# Description of the task
Report every line below that holds the word "工业产成品存货".

──────

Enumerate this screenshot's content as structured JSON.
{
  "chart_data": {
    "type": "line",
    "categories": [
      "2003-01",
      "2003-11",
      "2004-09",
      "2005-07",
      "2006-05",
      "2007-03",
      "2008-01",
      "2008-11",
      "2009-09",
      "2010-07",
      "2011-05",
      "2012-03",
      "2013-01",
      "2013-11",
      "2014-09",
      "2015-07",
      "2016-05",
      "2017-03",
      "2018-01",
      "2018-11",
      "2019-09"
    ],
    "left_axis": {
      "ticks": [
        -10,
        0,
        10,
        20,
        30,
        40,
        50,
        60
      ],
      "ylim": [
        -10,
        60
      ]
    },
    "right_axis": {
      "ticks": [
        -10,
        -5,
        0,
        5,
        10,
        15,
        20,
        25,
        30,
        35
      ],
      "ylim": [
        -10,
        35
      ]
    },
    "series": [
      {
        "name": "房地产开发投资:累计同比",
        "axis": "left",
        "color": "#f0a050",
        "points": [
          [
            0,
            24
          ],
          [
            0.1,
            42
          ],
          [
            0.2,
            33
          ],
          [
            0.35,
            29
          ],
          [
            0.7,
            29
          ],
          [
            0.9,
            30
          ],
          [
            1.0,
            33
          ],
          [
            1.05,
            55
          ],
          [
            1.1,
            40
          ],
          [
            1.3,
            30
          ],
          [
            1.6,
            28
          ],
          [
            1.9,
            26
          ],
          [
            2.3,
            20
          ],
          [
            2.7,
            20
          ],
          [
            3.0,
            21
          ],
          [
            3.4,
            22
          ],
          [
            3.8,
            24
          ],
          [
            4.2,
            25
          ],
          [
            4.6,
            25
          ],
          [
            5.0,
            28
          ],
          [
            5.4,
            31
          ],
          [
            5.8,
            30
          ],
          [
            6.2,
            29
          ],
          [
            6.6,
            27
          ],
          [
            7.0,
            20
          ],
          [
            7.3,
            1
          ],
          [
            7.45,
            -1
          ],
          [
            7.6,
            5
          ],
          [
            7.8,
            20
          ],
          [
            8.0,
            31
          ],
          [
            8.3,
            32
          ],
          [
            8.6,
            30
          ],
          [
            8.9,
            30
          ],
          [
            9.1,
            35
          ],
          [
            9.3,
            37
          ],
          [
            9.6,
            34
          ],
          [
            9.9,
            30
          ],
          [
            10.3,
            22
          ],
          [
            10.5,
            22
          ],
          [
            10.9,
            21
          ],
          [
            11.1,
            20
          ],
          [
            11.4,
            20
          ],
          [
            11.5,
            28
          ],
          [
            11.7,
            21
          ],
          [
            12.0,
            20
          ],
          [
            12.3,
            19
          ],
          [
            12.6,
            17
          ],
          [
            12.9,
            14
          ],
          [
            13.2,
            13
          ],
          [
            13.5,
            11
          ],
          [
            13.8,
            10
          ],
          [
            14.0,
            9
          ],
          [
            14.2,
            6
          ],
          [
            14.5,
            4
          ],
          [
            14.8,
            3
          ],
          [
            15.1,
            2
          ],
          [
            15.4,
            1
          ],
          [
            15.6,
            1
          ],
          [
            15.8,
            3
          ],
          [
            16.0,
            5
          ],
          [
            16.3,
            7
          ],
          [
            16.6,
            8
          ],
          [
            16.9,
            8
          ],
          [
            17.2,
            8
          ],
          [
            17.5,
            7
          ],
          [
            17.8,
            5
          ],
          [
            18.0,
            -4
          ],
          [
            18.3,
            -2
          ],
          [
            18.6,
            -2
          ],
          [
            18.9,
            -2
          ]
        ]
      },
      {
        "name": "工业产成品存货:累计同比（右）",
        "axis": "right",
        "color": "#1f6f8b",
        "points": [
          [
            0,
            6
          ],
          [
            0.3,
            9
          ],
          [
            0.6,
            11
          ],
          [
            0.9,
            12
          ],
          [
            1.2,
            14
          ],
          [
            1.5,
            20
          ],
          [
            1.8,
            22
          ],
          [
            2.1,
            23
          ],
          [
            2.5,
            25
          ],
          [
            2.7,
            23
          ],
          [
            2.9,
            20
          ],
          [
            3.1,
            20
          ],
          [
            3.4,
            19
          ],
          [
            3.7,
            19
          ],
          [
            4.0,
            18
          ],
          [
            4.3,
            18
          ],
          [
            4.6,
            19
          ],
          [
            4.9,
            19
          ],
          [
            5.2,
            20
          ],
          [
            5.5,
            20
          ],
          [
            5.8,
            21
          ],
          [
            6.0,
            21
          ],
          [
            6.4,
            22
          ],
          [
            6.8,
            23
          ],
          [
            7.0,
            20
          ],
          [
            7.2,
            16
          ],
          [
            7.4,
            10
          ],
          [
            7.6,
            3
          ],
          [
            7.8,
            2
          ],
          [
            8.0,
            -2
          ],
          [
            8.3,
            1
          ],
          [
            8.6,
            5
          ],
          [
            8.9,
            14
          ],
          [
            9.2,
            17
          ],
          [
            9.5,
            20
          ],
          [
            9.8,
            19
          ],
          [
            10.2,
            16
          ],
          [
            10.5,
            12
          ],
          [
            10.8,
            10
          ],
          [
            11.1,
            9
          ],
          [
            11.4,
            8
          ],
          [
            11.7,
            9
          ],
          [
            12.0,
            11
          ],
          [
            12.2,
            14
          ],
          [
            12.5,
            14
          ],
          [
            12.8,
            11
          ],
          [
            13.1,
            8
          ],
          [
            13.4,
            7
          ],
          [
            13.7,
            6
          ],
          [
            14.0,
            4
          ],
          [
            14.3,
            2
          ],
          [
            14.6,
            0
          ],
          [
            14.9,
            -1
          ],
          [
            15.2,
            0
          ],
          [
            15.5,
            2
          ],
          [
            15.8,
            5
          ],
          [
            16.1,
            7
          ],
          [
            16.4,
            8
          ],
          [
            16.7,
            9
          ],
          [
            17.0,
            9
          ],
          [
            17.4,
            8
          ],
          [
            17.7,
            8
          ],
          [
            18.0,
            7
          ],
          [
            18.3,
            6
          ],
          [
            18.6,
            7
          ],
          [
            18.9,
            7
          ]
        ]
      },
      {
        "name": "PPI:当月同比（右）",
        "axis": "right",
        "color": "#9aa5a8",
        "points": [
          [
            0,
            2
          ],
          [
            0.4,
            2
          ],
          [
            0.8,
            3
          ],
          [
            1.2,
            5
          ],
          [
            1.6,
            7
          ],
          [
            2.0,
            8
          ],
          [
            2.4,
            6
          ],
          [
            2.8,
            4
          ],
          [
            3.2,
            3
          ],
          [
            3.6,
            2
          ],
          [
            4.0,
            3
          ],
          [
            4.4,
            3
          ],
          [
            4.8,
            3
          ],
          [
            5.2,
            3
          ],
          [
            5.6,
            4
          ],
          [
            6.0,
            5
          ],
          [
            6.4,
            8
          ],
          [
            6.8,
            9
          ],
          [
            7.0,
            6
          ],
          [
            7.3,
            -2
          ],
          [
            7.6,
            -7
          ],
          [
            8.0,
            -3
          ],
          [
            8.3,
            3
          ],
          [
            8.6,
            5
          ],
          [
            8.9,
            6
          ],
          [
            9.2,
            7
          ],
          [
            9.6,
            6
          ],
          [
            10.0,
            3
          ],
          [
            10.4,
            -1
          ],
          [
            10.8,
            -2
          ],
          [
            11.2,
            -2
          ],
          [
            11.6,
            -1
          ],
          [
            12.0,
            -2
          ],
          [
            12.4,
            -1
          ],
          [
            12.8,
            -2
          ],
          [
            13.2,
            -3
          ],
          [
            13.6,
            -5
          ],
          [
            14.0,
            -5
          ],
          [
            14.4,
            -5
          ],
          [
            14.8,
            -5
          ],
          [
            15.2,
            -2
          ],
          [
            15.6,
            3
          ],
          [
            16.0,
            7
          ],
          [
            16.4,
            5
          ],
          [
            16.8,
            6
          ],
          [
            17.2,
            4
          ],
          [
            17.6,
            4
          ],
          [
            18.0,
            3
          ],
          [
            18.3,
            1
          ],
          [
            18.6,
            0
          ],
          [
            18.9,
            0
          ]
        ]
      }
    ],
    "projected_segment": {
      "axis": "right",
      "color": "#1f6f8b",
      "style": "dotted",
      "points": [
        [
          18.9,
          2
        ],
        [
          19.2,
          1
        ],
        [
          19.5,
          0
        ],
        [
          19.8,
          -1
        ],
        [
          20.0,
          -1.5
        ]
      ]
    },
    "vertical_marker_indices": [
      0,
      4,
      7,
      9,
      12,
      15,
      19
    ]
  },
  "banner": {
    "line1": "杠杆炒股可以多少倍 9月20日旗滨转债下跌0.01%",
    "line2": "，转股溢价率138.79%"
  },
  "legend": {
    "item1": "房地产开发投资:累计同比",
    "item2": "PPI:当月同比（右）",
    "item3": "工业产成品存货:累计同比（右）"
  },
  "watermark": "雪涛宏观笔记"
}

──────

# Reply
        "name": "工业产成品存货:累计同比（右）",
    "item3": "工业产成品存货:累计同比（右）"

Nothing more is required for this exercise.